_REQUIRED TASK_
Copy out all the entries exactly.

_SUPPLIED DATA_
▼▼▼
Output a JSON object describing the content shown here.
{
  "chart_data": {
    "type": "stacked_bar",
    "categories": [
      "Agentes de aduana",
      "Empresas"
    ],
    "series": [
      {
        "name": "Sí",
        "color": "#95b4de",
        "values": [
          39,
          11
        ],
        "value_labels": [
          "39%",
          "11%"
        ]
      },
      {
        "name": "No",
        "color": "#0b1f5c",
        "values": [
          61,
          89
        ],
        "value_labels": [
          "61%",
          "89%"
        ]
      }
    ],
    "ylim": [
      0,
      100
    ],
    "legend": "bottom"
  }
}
▲▲▲
_THE SOLUTION_
Output a JSON object describing the content shown here.
{
  "chart_data": {
    "type": "stacked_bar",
    "categories": [
      "Agentes de aduana",
      "Empresas"
    ],
    "series": [
      {
        "name": "Sí",
        "color": "#95b4de",
        "values": [
          39,
          11
        ],
        "value_labels": [
          "39%",
          "11%"
        ]
      },
      {
        "name": "No",
        "color": "#0b1f5c",
        "values": [
          61,
          89
        ],
        "value_labels": [
          "61%",
          "89%"
        ]
      }
    ],
    "ylim": [
      0,
      100
    ],
    "legend": "bottom"
  }
}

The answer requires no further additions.